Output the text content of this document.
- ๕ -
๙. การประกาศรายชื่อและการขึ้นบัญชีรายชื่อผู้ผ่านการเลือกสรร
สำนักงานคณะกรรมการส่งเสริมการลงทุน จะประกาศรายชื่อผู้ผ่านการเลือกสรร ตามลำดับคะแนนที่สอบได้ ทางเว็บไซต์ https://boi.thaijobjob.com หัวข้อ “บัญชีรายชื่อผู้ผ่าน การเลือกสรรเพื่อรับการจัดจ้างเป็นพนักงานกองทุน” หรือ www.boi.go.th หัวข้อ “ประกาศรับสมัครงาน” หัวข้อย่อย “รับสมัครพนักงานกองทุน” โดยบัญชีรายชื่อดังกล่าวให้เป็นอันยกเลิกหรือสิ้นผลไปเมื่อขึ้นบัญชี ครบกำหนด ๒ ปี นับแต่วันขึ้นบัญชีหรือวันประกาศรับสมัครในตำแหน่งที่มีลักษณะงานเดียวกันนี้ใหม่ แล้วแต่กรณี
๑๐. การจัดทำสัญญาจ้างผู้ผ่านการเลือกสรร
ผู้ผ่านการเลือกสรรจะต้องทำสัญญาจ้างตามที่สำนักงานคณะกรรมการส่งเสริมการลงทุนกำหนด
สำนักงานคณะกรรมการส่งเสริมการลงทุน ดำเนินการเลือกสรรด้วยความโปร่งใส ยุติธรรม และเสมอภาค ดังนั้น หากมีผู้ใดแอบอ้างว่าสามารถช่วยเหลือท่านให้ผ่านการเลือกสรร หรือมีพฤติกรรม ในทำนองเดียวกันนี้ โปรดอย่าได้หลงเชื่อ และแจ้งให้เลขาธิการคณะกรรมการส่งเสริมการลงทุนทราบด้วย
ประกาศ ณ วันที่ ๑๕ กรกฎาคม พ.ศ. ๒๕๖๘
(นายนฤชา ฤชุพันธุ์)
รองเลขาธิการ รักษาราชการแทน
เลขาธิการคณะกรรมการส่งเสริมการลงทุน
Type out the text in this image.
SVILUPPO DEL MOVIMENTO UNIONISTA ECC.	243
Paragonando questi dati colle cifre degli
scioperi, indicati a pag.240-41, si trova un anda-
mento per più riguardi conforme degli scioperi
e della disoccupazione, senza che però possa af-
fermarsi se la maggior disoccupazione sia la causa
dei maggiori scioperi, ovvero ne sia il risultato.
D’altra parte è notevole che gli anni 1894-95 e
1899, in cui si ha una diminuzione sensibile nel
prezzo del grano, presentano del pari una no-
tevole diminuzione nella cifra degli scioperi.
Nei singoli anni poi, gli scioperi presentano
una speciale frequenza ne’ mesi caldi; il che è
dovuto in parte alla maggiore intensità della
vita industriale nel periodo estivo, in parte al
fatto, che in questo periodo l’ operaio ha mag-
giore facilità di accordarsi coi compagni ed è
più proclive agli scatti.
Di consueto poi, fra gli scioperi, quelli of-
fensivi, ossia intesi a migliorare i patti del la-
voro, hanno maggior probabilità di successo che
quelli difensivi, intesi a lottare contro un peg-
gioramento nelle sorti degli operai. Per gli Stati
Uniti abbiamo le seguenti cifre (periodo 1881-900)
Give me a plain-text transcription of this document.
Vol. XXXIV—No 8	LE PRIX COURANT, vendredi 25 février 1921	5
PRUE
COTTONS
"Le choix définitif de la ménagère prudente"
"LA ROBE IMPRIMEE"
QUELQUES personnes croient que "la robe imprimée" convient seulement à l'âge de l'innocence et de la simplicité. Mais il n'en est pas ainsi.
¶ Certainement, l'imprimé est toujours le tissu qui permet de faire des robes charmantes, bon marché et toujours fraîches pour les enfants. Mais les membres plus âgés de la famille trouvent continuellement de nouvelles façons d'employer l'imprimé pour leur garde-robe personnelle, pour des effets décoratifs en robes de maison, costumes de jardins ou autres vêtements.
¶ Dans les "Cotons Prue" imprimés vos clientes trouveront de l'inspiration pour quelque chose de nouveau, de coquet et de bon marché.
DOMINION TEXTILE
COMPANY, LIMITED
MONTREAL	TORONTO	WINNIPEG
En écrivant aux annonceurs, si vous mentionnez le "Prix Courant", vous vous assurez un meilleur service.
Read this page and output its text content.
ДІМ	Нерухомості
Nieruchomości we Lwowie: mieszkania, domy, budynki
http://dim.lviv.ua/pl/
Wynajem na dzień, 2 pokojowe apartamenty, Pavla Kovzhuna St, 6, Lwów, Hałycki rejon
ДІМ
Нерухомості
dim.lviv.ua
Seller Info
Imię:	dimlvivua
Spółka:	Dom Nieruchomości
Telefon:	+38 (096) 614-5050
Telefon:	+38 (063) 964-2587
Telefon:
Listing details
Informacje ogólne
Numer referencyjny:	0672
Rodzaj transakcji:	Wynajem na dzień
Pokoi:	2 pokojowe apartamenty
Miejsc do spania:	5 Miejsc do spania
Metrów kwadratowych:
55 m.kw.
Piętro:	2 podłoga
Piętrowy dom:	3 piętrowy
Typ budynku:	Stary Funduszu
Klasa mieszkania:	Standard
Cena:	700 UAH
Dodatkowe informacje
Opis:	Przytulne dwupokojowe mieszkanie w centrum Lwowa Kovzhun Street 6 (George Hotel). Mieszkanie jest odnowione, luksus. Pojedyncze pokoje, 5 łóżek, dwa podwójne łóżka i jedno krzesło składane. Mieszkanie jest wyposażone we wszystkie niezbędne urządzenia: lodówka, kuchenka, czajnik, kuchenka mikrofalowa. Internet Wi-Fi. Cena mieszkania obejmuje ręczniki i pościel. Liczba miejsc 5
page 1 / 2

::::

Retype all the material above precisely, with no line left out.

Output the text content of this document.
- ๕ -
๙. การประกาศรายชื่อและการขึ้นบัญชีรายชื่อผู้ผ่านการเลือกสรร
สำนักงานคณะกรรมการส่งเสริมการลงทุน จะประกาศรายชื่อผู้ผ่านการเลือกสรร ตามลำดับคะแนนที่สอบได้ ทางเว็บไซต์ https://boi.thaijobjob.com หัวข้อ “บัญชีรายชื่อผู้ผ่าน การเลือกสรรเพื่อรับการจัดจ้างเป็นพนักงานกองทุน” หรือ www.boi.go.th หัวข้อ “ประกาศรับสมัครงาน” หัวข้อย่อย “รับสมัครพนักงานกองทุน” โดยบัญชีรายชื่อดังกล่าวให้เป็นอันยกเลิกหรือสิ้นผลไปเมื่อขึ้นบัญชี ครบกำหนด ๒ ปี นับแต่วันขึ้นบัญชีหรือวันประกาศรับสมัครในตำแหน่งที่มีลักษณะงานเดียวกันนี้ใหม่ แล้วแต่กรณี
๑๐. การจัดทำสัญญาจ้างผู้ผ่านการเลือกสรร
ผู้ผ่านการเลือกสรรจะต้องทำสัญญาจ้างตามที่สำนักงานคณะกรรมการส่งเสริมการลงทุนกำหนด
สำนักงานคณะกรรมการส่งเสริมการลงทุน ดำเนินการเลือกสรรด้วยความโปร่งใส ยุติธรรม และเสมอภาค ดังนั้น หากมีผู้ใดแอบอ้างว่าสามารถช่วยเหลือท่านให้ผ่านการเลือกสรร หรือมีพฤติกรรม ในทำนองเดียวกันนี้ โปรดอย่าได้หลงเชื่อ และแจ้งให้เลขาธิการคณะกรรมการส่งเสริมการลงทุนทราบด้วย
ประกาศ ณ วันที่ ๑๕ กรกฎาคม พ.ศ. ๒๕๖๘
(นายนฤชา ฤชุพันธุ์)
รองเลขาธิการ รักษาราชการแทน
เลขาธิการคณะกรรมการส่งเสริมการลงทุน
Type out the text in this image.
SVILUPPO DEL MOVIMENTO UNIONISTA ECC.	243
Paragonando questi dati colle cifre degli
scioperi, indicati a pag.240-41, si trova un anda-
mento per più riguardi conforme degli scioperi
e della disoccupazione, senza che però possa af-
fermarsi se la maggior disoccupazione sia la causa
dei maggiori scioperi, ovvero ne sia il risultato.
D’altra parte è notevole che gli anni 1894-95 e
1899, in cui si ha una diminuzione sensibile nel
prezzo del grano, presentano del pari una no-
tevole diminuzione nella cifra degli scioperi.
Nei singoli anni poi, gli scioperi presentano
una speciale frequenza ne’ mesi caldi; il che è
dovuto in parte alla maggiore intensità della
vita industriale nel periodo estivo, in parte al
fatto, che in questo periodo l’ operaio ha mag-
giore facilità di accordarsi coi compagni ed è
più proclive agli scatti.
Di consueto poi, fra gli scioperi, quelli of-
fensivi, ossia intesi a migliorare i patti del la-
voro, hanno maggior probabilità di successo che
quelli difensivi, intesi a lottare contro un peg-
gioramento nelle sorti degli operai. Per gli Stati
Uniti abbiamo le seguenti cifre (periodo 1881-900)
Give me a plain-text transcription of this document.
Vol. XXXIV—No 8	LE PRIX COURANT, vendredi 25 février 1921	5
PRUE
COTTONS
"Le choix définitif de la ménagère prudente"
"LA ROBE IMPRIMEE"
QUELQUES personnes croient que "la robe imprimée" convient seulement à l'âge de l'innocence et de la simplicité. Mais il n'en est pas ainsi.
¶ Certainement, l'imprimé est toujours le tissu qui permet de faire des robes charmantes, bon marché et toujours fraîches pour les enfants. Mais les membres plus âgés de la famille trouvent continuellement de nouvelles façons d'employer l'imprimé pour leur garde-robe personnelle, pour des effets décoratifs en robes de maison, costumes de jardins ou autres vêtements.
¶ Dans les "Cotons Prue" imprimés vos clientes trouveront de l'inspiration pour quelque chose de nouveau, de coquet et de bon marché.
DOMINION TEXTILE
COMPANY, LIMITED
MONTREAL	TORONTO	WINNIPEG
En écrivant aux annonceurs, si vous mentionnez le "Prix Courant", vous vous assurez un meilleur service.
Read this page and output its text content.
ДІМ	Нерухомості
Nieruchomości we Lwowie: mieszkania, domy, budynki
http://dim.lviv.ua/pl/
Wynajem na dzień, 2 pokojowe apartamenty, Pavla Kovzhuna St, 6, Lwów, Hałycki rejon
ДІМ
Нерухомості
dim.lviv.ua
Seller Info
Imię:	dimlvivua
Spółka:	Dom Nieruchomości
Telefon:	+38 (096) 614-5050
Telefon:	+38 (063) 964-2587
Telefon:
Listing details
Informacje ogólne
Numer referencyjny:	0672
Rodzaj transakcji:	Wynajem na dzień
Pokoi:	2 pokojowe apartamenty
Miejsc do spania:	5 Miejsc do spania
Metrów kwadratowych:
55 m.kw.
Piętro:	2 podłoga
Piętrowy dom:	3 piętrowy
Typ budynku:	Stary Funduszu
Klasa mieszkania:	Standard
Cena:	700 UAH
Dodatkowe informacje
Opis:	Przytulne dwupokojowe mieszkanie w centrum Lwowa Kovzhun Street 6 (George Hotel). Mieszkanie jest odnowione, luksus. Pojedyncze pokoje, 5 łóżek, dwa podwójne łóżka i jedno krzesło składane. Mieszkanie jest wyposażone we wszystkie niezbędne urządzenia: lodówka, kuchenka, czajnik, kuchenka mikrofalowa. Internet Wi-Fi. Cena mieszkania obejmuje ręczniki i pościel. Liczba miejsc 5
page 1 / 2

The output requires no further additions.